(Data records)

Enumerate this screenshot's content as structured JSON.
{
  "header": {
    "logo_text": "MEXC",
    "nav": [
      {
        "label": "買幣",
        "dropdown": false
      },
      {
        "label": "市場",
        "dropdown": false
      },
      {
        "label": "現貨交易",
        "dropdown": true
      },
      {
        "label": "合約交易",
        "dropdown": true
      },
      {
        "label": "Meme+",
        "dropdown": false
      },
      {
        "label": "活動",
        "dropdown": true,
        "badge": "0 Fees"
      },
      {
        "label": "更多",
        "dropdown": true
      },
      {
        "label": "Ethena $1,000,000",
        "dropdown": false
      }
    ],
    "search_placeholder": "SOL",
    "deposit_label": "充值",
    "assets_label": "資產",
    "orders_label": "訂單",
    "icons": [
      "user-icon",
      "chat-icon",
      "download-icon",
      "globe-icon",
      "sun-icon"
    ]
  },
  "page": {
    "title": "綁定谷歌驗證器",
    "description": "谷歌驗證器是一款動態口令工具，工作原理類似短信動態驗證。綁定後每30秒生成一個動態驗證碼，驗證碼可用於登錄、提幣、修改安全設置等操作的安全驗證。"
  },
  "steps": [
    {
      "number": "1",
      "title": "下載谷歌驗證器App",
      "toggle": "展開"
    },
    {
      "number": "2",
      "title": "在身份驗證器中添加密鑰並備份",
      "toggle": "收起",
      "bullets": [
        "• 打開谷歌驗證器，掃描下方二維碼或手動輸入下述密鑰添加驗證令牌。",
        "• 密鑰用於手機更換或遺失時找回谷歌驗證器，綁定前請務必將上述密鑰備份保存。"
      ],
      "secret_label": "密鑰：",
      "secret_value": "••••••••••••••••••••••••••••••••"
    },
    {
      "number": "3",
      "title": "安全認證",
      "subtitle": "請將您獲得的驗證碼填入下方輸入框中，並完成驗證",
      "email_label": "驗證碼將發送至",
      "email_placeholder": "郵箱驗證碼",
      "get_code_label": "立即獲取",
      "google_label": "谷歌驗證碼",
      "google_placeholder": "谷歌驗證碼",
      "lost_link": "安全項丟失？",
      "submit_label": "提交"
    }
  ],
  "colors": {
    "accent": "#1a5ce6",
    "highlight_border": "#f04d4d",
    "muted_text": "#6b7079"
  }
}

TASK DIRECTIONS: Reproduce the entire listing word for word.

EXERCISE SOLUTION:
Enumerate this screenshot's content as structured JSON.
{
  "header": {
    "logo_text": "MEXC",
    "nav": [
      {
        "label": "買幣",
        "dropdown": false
      },
      {
        "label": "市場",
        "dropdown": false
      },
      {
        "label": "現貨交易",
        "dropdown": true
      },
      {
        "label": "合約交易",
        "dropdown": true
      },
      {
        "label": "Meme+",
        "dropdown": false
      },
      {
        "label": "活動",
        "dropdown": true,
        "badge": "0 Fees"
      },
      {
        "label": "更多",
        "dropdown": true
      },
      {
        "label": "Ethena $1,000,000",
        "dropdown": false
      }
    ],
    "search_placeholder": "SOL",
    "deposit_label": "充值",
    "assets_label": "資產",
    "orders_label": "訂單",
    "icons": [
      "user-icon",
      "chat-icon",
      "download-icon",
      "globe-icon",
      "sun-icon"
    ]
  },
  "page": {
    "title": "綁定谷歌驗證器",
    "description": "谷歌驗證器是一款動態口令工具，工作原理類似短信動態驗證。綁定後每30秒生成一個動態驗證碼，驗證碼可用於登錄、提幣、修改安全設置等操作的安全驗證。"
  },
  "steps": [
    {
      "number": "1",
      "title": "下載谷歌驗證器App",
      "toggle": "展開"
    },
    {
      "number": "2",
      "title": "在身份驗證器中添加密鑰並備份",
      "toggle": "收起",
      "bullets": [
        "• 打開谷歌驗證器，掃描下方二維碼或手動輸入下述密鑰添加驗證令牌。",
        "• 密鑰用於手機更換或遺失時找回谷歌驗證器，綁定前請務必將上述密鑰備份保存。"
      ],
      "secret_label": "密鑰：",
      "secret_value": "••••••••••••••••••••••••••••••••"
    },
    {
      "number": "3",
      "title": "安全認證",
      "subtitle": "請將您獲得的驗證碼填入下方輸入框中，並完成驗證",
      "email_label": "驗證碼將發送至",
      "email_placeholder": "郵箱驗證碼",
      "get_code_label": "立即獲取",
      "google_label": "谷歌驗證碼",
      "google_placeholder": "谷歌驗證碼",
      "lost_link": "安全項丟失？",
      "submit_label": "提交"
    }
  ],
  "colors": {
    "accent": "#1a5ce6",
    "highlight_border": "#f04d4d",
    "muted_text": "#6b7079"
  }
}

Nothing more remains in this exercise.